**To do**. Put everything in the records from the line containing "547, 554, 558]" down to the line containing "248, 367, 257]" into a Markdown table with the columns Row and Line, numbering each line in Row, leaving out blank lines, and including nothing else.

**Task inputs**.
___

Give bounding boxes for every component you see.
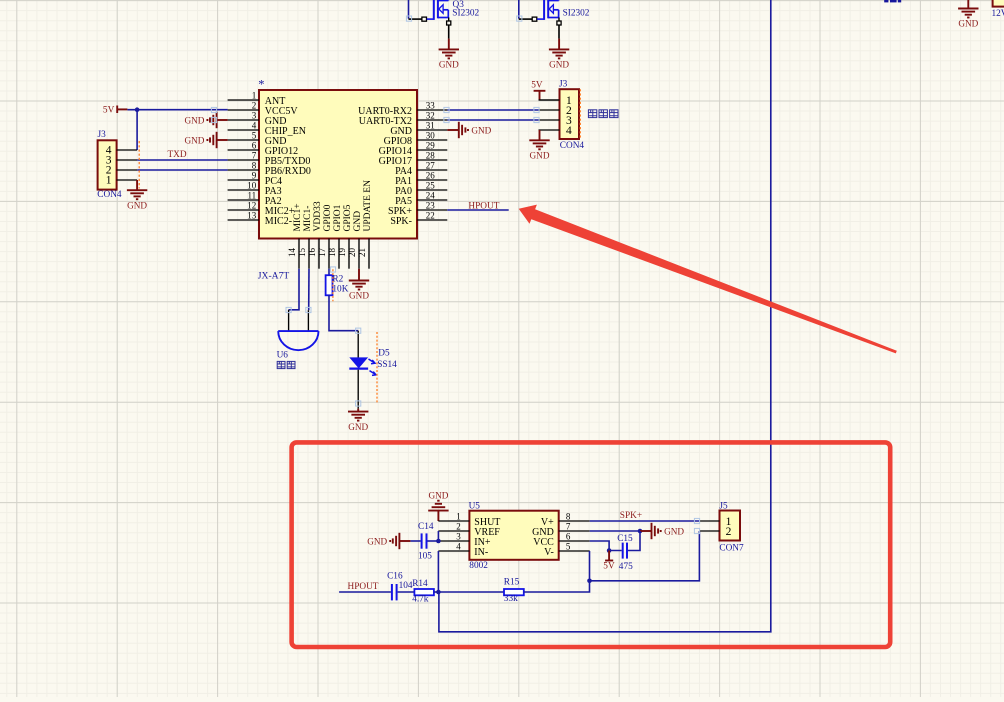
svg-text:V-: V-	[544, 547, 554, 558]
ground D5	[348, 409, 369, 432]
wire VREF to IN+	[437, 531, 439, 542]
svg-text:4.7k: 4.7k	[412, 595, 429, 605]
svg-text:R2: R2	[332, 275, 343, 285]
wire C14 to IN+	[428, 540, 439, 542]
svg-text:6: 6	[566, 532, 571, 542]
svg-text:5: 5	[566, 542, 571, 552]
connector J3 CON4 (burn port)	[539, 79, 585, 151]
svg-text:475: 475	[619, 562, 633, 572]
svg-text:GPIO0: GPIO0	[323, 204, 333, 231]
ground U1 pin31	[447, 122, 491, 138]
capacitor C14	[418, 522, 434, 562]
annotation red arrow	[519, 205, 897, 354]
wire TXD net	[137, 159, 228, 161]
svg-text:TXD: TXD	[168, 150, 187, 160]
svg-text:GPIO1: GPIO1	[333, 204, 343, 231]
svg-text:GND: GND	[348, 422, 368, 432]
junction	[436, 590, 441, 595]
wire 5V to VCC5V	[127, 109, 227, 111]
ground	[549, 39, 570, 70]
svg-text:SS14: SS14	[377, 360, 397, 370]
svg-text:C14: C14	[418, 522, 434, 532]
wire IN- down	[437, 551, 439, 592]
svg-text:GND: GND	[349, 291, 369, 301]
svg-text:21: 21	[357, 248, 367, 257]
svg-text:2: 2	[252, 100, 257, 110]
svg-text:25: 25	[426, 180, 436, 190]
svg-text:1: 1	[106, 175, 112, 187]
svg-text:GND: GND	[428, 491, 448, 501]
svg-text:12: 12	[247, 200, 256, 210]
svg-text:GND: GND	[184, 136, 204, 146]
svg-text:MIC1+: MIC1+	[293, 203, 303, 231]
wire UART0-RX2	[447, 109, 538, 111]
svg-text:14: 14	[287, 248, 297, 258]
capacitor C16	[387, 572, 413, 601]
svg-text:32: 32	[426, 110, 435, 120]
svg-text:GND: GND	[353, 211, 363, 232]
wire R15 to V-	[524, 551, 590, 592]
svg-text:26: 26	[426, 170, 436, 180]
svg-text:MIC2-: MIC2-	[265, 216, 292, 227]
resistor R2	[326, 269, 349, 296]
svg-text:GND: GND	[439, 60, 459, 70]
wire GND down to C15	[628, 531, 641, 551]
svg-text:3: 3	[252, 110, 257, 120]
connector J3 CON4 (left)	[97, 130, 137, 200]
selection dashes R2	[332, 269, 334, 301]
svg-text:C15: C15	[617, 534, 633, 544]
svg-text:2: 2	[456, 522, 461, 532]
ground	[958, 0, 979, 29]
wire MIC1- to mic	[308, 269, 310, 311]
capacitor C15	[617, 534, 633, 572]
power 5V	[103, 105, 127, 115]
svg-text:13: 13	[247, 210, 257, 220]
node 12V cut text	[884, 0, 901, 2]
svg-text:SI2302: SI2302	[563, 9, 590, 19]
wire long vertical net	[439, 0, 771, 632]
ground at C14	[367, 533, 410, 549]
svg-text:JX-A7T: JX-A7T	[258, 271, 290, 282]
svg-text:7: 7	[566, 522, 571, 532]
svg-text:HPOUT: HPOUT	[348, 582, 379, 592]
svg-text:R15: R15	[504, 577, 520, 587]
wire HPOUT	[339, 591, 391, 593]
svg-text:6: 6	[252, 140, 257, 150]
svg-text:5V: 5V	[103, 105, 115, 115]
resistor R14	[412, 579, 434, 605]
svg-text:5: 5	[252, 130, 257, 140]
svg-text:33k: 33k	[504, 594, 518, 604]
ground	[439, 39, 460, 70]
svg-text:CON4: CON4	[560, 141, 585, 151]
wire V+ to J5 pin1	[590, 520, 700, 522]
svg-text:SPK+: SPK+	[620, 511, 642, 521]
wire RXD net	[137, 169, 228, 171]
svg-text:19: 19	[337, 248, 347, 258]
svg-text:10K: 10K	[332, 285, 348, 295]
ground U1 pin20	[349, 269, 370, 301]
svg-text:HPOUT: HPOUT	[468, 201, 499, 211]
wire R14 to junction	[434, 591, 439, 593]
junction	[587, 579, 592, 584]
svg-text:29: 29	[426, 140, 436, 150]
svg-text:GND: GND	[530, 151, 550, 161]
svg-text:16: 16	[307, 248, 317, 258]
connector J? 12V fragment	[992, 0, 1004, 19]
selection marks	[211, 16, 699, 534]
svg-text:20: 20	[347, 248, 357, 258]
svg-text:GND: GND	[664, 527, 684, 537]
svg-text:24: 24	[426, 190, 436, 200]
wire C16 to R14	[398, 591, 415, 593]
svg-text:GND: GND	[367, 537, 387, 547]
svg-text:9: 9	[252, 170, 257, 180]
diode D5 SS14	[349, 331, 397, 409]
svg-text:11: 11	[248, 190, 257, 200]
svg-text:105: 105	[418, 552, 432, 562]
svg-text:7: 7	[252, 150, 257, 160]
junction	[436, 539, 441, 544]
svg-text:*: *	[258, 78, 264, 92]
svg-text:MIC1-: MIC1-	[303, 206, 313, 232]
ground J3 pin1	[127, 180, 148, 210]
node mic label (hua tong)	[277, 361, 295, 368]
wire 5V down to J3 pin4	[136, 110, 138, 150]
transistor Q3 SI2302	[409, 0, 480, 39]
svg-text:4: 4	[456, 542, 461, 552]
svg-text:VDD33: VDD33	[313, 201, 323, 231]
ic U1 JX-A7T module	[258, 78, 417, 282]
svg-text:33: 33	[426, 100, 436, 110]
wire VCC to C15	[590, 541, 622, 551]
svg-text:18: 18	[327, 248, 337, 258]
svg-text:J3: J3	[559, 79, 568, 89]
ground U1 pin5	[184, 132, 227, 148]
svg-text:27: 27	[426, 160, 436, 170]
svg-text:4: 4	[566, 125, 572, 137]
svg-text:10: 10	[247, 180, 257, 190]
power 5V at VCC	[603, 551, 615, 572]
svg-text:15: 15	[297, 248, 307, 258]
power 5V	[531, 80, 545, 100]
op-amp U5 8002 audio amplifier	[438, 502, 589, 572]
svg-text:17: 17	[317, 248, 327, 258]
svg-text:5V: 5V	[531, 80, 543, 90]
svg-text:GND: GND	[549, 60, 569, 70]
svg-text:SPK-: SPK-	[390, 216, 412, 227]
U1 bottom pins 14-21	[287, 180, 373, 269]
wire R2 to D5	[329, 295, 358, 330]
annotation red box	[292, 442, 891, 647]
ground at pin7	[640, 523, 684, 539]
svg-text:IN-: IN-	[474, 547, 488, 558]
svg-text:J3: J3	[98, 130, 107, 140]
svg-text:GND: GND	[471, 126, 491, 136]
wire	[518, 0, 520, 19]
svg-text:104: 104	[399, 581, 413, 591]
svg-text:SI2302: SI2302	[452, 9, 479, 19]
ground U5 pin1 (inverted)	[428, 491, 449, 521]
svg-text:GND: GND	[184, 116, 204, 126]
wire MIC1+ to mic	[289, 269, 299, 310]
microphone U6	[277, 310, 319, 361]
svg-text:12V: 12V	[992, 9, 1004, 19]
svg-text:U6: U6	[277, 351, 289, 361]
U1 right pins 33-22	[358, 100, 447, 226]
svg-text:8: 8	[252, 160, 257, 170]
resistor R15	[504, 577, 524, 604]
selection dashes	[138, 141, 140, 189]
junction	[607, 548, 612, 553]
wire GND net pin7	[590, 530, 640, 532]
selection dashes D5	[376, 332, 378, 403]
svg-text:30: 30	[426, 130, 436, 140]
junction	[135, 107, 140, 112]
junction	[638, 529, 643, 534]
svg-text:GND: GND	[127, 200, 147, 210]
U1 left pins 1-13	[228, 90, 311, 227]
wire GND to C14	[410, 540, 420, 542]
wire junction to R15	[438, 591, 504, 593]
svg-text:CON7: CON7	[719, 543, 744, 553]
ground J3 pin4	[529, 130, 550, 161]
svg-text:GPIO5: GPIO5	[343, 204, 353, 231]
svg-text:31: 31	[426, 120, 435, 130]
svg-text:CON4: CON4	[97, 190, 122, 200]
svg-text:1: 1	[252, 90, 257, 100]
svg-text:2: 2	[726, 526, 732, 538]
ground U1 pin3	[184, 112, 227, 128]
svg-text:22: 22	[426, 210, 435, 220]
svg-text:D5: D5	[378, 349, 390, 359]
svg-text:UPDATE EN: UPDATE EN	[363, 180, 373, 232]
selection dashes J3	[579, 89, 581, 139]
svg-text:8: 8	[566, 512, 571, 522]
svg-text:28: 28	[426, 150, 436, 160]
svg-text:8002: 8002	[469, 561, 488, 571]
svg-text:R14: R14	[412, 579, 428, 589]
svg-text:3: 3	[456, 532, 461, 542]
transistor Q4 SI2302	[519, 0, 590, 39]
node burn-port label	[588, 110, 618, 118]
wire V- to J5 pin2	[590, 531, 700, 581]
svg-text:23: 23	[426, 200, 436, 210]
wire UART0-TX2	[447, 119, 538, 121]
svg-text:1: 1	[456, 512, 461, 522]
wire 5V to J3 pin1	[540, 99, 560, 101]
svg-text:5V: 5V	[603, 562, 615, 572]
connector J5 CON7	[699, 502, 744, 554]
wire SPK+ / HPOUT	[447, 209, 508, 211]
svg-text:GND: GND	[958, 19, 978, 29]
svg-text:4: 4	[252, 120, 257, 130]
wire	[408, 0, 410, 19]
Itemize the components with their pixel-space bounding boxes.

___

**Expected output**.
| Row | Line |
|---|---|
| 1 | svg-text:V-: V-	[544, 547, 554, 558] |
| 2 | ground D5	[348, 409, 369, 432] |
| 3 | wire VREF to IN+	[437, 531, 439, 542] |
| 4 | svg-text:4.7k: 4.7k	[412, 595, 429, 605] |
| 5 | svg-text:R2: R2	[332, 275, 343, 285] |
| 6 | wire C14 to IN+	[428, 540, 439, 542] |
| 7 | svg-text:6: 6	[566, 532, 571, 542] |
| 8 | svg-text:5: 5	[566, 542, 571, 552] |
| 9 | connector J3 CON4 (burn port)	[539, 79, 585, 151] |
| 10 | svg-text:475: 475	[619, 562, 633, 572] |
| 11 | svg-text:GPIO0: GPIO0	[323, 204, 333, 231] |
| 12 | ground U1 pin31	[447, 122, 491, 138] |
| 13 | capacitor C14	[418, 522, 434, 562] |
| 14 | annotation red arrow	[519, 205, 897, 354] |
| 15 | wire TXD net	[137, 159, 228, 161] |
| 16 | svg-text:TXD: TXD	[168, 150, 187, 160] |
| 17 | svg-text:GPIO1: GPIO1	[333, 204, 343, 231] |
| 18 | svg-text:GND: GND	[348, 422, 368, 432] |
| 19 | junction	[436, 590, 441, 595] |
| 20 | wire 5V to VCC5V	[127, 109, 227, 111] |
| 21 | ground	[549, 39, 570, 70] |
| 22 | svg-text:SS14: SS14	[377, 360, 397, 370] |
| 23 | svg-text:C14: C14	[418, 522, 434, 532] |
| 24 | wire IN- down	[437, 551, 439, 592] |
| 25 | svg-text:GND: GND	[349, 291, 369, 301] |
| 26 | svg-text:21: 21	[357, 248, 367, 257] |